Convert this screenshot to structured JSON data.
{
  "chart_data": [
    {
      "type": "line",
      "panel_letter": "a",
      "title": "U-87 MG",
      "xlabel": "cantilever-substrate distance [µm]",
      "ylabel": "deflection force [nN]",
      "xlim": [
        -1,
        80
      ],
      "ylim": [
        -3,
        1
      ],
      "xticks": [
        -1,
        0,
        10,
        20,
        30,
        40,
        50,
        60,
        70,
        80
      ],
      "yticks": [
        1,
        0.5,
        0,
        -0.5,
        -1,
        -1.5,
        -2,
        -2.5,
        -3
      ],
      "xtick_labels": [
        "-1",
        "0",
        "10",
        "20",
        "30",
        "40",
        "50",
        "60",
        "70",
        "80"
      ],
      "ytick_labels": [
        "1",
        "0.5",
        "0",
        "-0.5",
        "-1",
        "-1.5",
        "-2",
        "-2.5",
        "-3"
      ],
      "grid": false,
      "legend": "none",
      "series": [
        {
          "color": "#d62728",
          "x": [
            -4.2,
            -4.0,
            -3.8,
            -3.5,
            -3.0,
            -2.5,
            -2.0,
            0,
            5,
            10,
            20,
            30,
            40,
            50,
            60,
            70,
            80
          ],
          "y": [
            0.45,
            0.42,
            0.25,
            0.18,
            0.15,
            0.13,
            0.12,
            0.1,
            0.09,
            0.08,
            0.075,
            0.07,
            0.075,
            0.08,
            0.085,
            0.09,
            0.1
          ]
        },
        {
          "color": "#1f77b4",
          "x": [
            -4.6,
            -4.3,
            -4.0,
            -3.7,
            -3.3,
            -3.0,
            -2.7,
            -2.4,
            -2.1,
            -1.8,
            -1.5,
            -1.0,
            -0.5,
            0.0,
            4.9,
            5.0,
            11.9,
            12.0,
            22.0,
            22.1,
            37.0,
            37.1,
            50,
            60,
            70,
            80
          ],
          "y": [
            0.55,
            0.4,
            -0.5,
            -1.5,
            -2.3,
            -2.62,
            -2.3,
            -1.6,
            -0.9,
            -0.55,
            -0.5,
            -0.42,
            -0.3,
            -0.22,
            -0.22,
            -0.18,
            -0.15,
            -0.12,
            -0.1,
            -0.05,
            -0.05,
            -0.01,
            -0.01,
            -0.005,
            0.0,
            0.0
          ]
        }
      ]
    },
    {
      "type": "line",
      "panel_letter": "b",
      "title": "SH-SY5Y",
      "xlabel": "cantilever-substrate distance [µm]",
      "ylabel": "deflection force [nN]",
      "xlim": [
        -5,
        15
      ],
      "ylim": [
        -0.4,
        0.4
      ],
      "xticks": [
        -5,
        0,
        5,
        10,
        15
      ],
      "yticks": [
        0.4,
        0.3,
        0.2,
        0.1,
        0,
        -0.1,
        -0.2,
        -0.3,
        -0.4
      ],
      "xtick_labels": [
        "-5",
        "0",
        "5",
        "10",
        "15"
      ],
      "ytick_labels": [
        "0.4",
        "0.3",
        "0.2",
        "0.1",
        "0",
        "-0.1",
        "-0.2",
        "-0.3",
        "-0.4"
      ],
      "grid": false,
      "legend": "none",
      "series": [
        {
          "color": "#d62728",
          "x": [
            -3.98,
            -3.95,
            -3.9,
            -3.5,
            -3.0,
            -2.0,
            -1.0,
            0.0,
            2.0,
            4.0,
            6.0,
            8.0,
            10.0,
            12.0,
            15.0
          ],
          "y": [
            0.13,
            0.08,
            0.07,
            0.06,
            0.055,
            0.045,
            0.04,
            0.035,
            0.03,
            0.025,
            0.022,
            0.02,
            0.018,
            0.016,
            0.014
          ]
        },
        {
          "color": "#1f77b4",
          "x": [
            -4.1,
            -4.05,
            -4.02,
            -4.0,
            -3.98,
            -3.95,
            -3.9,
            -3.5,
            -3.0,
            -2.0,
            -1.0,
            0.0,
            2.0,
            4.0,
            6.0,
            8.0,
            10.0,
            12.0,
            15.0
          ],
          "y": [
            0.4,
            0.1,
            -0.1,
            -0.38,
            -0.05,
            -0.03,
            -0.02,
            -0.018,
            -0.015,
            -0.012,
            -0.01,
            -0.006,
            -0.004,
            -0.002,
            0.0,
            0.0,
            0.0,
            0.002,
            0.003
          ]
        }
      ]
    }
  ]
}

---

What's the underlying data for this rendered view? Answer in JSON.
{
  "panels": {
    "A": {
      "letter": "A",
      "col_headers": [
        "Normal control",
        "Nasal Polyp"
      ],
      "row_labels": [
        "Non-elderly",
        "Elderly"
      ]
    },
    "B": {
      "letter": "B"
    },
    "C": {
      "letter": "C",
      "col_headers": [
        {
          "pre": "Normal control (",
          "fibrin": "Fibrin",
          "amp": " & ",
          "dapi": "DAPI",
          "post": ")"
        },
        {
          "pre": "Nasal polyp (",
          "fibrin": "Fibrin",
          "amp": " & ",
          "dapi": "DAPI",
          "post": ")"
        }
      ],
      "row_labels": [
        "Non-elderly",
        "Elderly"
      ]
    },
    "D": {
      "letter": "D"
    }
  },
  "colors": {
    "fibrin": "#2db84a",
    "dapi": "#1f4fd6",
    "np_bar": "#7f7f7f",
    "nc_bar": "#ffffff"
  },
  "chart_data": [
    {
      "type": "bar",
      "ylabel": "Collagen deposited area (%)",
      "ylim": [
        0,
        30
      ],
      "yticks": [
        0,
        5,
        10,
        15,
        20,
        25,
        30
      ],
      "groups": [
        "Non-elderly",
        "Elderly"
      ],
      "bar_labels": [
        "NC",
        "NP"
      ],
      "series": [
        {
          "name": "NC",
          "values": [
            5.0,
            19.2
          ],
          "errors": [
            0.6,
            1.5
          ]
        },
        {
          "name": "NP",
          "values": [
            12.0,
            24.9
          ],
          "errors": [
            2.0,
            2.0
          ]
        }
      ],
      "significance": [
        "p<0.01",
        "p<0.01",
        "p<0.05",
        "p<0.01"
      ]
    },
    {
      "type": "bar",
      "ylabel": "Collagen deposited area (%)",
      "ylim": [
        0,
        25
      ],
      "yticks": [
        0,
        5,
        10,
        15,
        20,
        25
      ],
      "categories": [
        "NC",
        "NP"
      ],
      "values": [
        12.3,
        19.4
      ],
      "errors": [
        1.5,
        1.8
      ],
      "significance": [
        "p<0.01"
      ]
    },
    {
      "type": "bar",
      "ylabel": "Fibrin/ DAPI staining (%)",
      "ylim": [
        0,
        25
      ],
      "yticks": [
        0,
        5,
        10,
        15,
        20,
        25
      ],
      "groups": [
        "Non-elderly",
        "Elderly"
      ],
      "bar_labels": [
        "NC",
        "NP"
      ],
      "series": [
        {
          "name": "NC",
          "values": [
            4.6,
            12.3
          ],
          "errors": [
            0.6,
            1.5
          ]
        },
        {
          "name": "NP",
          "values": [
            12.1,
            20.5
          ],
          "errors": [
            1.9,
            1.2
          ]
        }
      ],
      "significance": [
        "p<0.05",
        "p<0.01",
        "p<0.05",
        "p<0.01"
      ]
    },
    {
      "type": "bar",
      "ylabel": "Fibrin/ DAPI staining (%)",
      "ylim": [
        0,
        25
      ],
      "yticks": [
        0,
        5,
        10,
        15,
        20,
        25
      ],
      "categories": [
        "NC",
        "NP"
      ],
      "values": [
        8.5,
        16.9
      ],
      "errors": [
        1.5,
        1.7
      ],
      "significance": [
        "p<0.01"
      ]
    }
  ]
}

...

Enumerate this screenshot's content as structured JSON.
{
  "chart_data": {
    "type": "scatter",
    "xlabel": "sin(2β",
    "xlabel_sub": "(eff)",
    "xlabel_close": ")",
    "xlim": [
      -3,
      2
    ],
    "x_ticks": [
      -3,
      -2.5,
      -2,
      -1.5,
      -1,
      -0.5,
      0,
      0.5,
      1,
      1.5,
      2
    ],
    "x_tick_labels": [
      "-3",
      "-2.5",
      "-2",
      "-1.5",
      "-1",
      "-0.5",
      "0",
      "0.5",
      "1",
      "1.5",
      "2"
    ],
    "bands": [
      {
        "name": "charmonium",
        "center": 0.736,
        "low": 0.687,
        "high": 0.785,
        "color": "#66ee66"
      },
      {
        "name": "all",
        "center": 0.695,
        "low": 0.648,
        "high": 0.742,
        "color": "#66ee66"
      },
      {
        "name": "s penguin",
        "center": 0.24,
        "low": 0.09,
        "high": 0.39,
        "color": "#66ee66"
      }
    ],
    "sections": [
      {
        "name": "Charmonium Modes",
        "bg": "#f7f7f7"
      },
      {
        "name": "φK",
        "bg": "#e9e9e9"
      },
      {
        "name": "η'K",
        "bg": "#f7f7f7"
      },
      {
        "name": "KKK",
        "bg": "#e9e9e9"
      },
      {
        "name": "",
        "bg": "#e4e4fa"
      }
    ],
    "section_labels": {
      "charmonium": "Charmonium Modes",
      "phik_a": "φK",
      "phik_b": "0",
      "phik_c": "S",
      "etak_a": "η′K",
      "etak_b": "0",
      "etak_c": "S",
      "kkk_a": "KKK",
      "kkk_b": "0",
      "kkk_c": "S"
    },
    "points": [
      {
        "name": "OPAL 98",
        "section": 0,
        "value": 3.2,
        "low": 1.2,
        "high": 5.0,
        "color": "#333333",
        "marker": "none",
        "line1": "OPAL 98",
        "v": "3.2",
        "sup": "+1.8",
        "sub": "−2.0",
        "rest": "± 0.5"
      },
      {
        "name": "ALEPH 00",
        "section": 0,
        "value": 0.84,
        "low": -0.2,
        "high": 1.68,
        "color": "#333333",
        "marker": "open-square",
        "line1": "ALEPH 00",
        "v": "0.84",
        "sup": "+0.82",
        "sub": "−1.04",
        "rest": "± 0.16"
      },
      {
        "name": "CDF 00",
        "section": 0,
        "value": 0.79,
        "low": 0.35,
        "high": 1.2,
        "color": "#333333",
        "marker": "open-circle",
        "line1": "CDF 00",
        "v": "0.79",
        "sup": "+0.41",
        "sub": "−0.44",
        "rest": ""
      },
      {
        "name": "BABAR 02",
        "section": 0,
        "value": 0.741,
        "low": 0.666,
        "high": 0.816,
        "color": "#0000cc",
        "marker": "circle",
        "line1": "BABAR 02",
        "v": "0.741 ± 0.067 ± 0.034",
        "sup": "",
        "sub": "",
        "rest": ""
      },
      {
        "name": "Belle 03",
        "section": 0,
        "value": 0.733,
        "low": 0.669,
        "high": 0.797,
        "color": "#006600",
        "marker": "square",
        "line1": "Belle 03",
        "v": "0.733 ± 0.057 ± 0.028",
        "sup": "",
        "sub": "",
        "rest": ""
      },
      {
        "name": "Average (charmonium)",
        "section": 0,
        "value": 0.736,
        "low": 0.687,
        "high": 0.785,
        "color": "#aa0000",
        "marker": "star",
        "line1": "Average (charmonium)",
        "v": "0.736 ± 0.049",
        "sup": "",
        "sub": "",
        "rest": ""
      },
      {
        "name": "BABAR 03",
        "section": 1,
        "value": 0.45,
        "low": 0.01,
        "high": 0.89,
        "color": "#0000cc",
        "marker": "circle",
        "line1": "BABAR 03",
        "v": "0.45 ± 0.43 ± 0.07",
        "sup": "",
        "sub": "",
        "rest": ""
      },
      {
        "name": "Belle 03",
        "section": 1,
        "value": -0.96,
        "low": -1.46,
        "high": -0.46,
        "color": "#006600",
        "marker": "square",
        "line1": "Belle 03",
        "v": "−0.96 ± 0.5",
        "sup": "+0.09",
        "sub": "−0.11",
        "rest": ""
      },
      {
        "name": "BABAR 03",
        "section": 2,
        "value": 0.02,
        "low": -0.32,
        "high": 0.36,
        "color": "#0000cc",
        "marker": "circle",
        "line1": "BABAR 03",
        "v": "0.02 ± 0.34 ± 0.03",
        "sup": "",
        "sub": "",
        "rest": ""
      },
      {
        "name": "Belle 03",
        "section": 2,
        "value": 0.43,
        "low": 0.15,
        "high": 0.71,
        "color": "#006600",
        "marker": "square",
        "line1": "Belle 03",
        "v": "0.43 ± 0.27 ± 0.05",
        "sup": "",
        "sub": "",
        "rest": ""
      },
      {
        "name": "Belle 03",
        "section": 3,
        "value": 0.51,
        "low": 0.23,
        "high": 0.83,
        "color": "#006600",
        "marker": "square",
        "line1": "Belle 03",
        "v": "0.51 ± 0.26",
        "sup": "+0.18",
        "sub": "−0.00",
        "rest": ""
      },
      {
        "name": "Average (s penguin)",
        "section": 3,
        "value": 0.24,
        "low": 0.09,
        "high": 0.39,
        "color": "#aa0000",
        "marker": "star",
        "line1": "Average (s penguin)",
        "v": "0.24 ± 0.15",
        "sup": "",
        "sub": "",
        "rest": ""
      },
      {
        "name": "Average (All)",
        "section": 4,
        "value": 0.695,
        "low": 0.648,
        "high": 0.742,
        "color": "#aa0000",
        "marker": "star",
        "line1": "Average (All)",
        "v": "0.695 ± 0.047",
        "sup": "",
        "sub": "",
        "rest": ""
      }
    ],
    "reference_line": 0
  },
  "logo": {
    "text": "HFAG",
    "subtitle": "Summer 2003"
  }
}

**EXERCISE TASK**
Reproduce every line of the listing above in which the string "Modes" appears.

**RESULT OF THE EXERCISE**
        "name": "Charmonium Modes",
      "charmonium": "Charmonium Modes",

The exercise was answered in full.